--- To be done ---
Copy out every line exactly as given.

--- Rows ---
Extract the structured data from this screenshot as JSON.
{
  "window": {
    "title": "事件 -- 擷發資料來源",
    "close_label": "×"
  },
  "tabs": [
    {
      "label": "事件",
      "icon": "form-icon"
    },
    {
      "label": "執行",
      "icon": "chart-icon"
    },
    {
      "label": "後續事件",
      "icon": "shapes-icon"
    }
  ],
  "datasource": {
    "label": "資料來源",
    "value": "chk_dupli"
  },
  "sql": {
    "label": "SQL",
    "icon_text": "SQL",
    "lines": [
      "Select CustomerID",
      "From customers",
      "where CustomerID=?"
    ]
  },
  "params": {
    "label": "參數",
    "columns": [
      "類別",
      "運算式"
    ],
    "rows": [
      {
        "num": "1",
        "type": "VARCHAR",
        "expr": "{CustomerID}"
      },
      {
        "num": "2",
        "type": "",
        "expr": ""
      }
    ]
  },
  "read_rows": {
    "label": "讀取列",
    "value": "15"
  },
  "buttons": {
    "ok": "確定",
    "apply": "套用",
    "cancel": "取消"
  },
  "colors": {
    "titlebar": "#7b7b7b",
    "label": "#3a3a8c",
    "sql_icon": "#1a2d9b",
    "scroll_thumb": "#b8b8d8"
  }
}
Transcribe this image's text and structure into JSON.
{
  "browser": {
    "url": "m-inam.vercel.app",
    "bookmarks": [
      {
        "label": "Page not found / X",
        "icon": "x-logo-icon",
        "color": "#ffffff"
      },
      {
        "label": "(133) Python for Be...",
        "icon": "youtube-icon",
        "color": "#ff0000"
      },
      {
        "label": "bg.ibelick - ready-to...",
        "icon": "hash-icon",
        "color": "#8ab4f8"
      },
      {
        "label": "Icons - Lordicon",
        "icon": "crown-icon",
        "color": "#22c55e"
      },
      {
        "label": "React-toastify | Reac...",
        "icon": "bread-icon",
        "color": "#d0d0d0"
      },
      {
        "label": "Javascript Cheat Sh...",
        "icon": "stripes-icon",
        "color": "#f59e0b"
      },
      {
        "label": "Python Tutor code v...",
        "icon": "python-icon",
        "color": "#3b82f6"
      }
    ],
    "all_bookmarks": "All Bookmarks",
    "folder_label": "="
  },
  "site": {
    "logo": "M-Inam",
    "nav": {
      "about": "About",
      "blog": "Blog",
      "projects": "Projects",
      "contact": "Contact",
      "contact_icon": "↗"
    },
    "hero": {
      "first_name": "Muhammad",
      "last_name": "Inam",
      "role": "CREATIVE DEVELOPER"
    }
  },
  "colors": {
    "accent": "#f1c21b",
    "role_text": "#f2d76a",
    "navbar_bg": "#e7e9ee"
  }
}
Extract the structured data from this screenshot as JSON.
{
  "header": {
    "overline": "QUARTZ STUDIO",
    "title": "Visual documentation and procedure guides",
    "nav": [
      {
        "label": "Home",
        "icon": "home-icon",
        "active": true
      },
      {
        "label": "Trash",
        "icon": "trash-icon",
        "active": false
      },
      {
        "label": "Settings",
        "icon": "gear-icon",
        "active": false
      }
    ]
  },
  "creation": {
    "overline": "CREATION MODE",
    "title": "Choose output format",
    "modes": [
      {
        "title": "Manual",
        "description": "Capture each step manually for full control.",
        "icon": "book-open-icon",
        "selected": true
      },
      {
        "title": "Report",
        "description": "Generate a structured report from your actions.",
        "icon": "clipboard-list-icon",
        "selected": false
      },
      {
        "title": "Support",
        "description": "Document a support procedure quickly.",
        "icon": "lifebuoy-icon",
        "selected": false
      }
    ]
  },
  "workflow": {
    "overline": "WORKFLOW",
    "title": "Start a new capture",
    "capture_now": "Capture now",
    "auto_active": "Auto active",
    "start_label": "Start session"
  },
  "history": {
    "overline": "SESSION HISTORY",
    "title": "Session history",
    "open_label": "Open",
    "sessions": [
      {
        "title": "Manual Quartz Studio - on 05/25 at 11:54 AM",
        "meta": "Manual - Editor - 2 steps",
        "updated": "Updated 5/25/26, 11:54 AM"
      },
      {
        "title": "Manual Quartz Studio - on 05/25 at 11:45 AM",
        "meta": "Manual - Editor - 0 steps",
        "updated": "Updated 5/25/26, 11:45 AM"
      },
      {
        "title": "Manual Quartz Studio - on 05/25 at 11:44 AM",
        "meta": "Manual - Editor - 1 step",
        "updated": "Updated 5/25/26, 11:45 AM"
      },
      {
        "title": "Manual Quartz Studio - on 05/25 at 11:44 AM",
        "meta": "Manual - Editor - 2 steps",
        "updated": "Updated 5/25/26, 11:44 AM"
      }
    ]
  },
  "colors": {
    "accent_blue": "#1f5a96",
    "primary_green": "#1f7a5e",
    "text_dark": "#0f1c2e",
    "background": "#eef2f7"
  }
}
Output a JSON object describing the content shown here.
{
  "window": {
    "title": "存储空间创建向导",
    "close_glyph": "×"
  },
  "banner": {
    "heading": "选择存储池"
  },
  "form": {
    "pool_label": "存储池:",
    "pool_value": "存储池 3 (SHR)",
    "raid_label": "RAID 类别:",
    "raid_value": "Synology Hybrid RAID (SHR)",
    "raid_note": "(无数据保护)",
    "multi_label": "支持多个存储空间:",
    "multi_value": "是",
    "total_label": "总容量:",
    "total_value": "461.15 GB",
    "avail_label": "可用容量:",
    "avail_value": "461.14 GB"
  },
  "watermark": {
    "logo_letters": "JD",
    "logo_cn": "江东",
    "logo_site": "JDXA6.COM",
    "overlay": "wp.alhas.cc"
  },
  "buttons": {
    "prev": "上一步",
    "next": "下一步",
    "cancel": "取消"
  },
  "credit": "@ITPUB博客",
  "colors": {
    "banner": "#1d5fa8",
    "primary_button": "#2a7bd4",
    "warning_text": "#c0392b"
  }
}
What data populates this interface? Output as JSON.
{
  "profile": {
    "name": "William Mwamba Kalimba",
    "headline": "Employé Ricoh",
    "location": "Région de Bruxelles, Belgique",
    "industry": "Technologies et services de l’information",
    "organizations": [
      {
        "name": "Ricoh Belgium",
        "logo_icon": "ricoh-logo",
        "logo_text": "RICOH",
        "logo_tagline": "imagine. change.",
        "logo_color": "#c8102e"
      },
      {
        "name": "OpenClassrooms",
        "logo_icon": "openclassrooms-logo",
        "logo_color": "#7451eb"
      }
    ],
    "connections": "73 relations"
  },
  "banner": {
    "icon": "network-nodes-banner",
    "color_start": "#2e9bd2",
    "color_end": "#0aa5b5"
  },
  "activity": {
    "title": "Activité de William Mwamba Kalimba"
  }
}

--- Reply ---
Extract the structured data from this screenshot as JSON.
{
  "window": {
    "title": "事件 -- 擷發資料來源",
    "close_label": "×"
  },
  "tabs": [
    {
      "label": "事件",
      "icon": "form-icon"
    },
    {
      "label": "執行",
      "icon": "chart-icon"
    },
    {
      "label": "後續事件",
      "icon": "shapes-icon"
    }
  ],
  "datasource": {
    "label": "資料來源",
    "value": "chk_dupli"
  },
  "sql": {
    "label": "SQL",
    "icon_text": "SQL",
    "lines": [
      "Select CustomerID",
      "From customers",
      "where CustomerID=?"
    ]
  },
  "params": {
    "label": "參數",
    "columns": [
      "類別",
      "運算式"
    ],
    "rows": [
      {
        "num": "1",
        "type": "VARCHAR",
        "expr": "{CustomerID}"
      },
      {
        "num": "2",
        "type": "",
        "expr": ""
      }
    ]
  },
  "read_rows": {
    "label": "讀取列",
    "value": "15"
  },
  "buttons": {
    "ok": "確定",
    "apply": "套用",
    "cancel": "取消"
  },
  "colors": {
    "titlebar": "#7b7b7b",
    "label": "#3a3a8c",
    "sql_icon": "#1a2d9b",
    "scroll_thumb": "#b8b8d8"
  }
}
Transcribe this image's text and structure into JSON.
{
  "browser": {
    "url": "m-inam.vercel.app",
    "bookmarks": [
      {
        "label": "Page not found / X",
        "icon": "x-logo-icon",
        "color": "#ffffff"
      },
      {
        "label": "(133) Python for Be...",
        "icon": "youtube-icon",
        "color": "#ff0000"
      },
      {
        "label": "bg.ibelick - ready-to...",
        "icon": "hash-icon",
        "color": "#8ab4f8"
      },
      {
        "label": "Icons - Lordicon",
        "icon": "crown-icon",
        "color": "#22c55e"
      },
      {
        "label": "React-toastify | Reac...",
        "icon": "bread-icon",
        "color": "#d0d0d0"
      },
      {
        "label": "Javascript Cheat Sh...",
        "icon": "stripes-icon",
        "color": "#f59e0b"
      },
      {
        "label": "Python Tutor code v...",
        "icon": "python-icon",
        "color": "#3b82f6"
      }
    ],
    "all_bookmarks": "All Bookmarks",
    "folder_label": "="
  },
  "site": {
    "logo": "M-Inam",
    "nav": {
      "about": "About",
      "blog": "Blog",
      "projects": "Projects",
      "contact": "Contact",
      "contact_icon": "↗"
    },
    "hero": {
      "first_name": "Muhammad",
      "last_name": "Inam",
      "role": "CREATIVE DEVELOPER"
    }
  },
  "colors": {
    "accent": "#f1c21b",
    "role_text": "#f2d76a",
    "navbar_bg": "#e7e9ee"
  }
}
Extract the structured data from this screenshot as JSON.
{
  "header": {
    "overline": "QUARTZ STUDIO",
    "title": "Visual documentation and procedure guides",
    "nav": [
      {
        "label": "Home",
        "icon": "home-icon",
        "active": true
      },
      {
        "label": "Trash",
        "icon": "trash-icon",
        "active": false
      },
      {
        "label": "Settings",
        "icon": "gear-icon",
        "active": false
      }
    ]
  },
  "creation": {
    "overline": "CREATION MODE",
    "title": "Choose output format",
    "modes": [
      {
        "title": "Manual",
        "description": "Capture each step manually for full control.",
        "icon": "book-open-icon",
        "selected": true
      },
      {
        "title": "Report",
        "description": "Generate a structured report from your actions.",
        "icon": "clipboard-list-icon",
        "selected": false
      },
      {
        "title": "Support",
        "description": "Document a support procedure quickly.",
        "icon": "lifebuoy-icon",
        "selected": false
      }
    ]
  },
  "workflow": {
    "overline": "WORKFLOW",
    "title": "Start a new capture",
    "capture_now": "Capture now",
    "auto_active": "Auto active",
    "start_label": "Start session"
  },
  "history": {
    "overline": "SESSION HISTORY",
    "title": "Session history",
    "open_label": "Open",
    "sessions": [
      {
        "title": "Manual Quartz Studio - on 05/25 at 11:54 AM",
        "meta": "Manual - Editor - 2 steps",
        "updated": "Updated 5/25/26, 11:54 AM"
      },
      {
        "title": "Manual Quartz Studio - on 05/25 at 11:45 AM",
        "meta": "Manual - Editor - 0 steps",
        "updated": "Updated 5/25/26, 11:45 AM"
      },
      {
        "title": "Manual Quartz Studio - on 05/25 at 11:44 AM",
        "meta": "Manual - Editor - 1 step",
        "updated": "Updated 5/25/26, 11:45 AM"
      },
      {
        "title": "Manual Quartz Studio - on 05/25 at 11:44 AM",
        "meta": "Manual - Editor - 2 steps",
        "updated": "Updated 5/25/26, 11:44 AM"
      }
    ]
  },
  "colors": {
    "accent_blue": "#1f5a96",
    "primary_green": "#1f7a5e",
    "text_dark": "#0f1c2e",
    "background": "#eef2f7"
  }
}
Output a JSON object describing the content shown here.
{
  "window": {
    "title": "存储空间创建向导",
    "close_glyph": "×"
  },
  "banner": {
    "heading": "选择存储池"
  },
  "form": {
    "pool_label": "存储池:",
    "pool_value": "存储池 3 (SHR)",
    "raid_label": "RAID 类别:",
    "raid_value": "Synology Hybrid RAID (SHR)",
    "raid_note": "(无数据保护)",
    "multi_label": "支持多个存储空间:",
    "multi_value": "是",
    "total_label": "总容量:",
    "total_value": "461.15 GB",
    "avail_label": "可用容量:",
    "avail_value": "461.14 GB"
  },
  "watermark": {
    "logo_letters": "JD",
    "logo_cn": "江东",
    "logo_site": "JDXA6.COM",
    "overlay": "wp.alhas.cc"
  },
  "buttons": {
    "prev": "上一步",
    "next": "下一步",
    "cancel": "取消"
  },
  "credit": "@ITPUB博客",
  "colors": {
    "banner": "#1d5fa8",
    "primary_button": "#2a7bd4",
    "warning_text": "#c0392b"
  }
}
What data populates this interface? Output as JSON.
{
  "profile": {
    "name": "William Mwamba Kalimba",
    "headline": "Employé Ricoh",
    "location": "Région de Bruxelles, Belgique",
    "industry": "Technologies et services de l’information",
    "organizations": [
      {
        "name": "Ricoh Belgium",
        "logo_icon": "ricoh-logo",
        "logo_text": "RICOH",
        "logo_tagline": "imagine. change.",
        "logo_color": "#c8102e"
      },
      {
        "name": "OpenClassrooms",
        "logo_icon": "openclassrooms-logo",
        "logo_color": "#7451eb"
      }
    ],
    "connections": "73 relations"
  },
  "banner": {
    "icon": "network-nodes-banner",
    "color_start": "#2e9bd2",
    "color_end": "#0aa5b5"
  },
  "activity": {
    "title": "Activité de William Mwamba Kalimba"
  }
}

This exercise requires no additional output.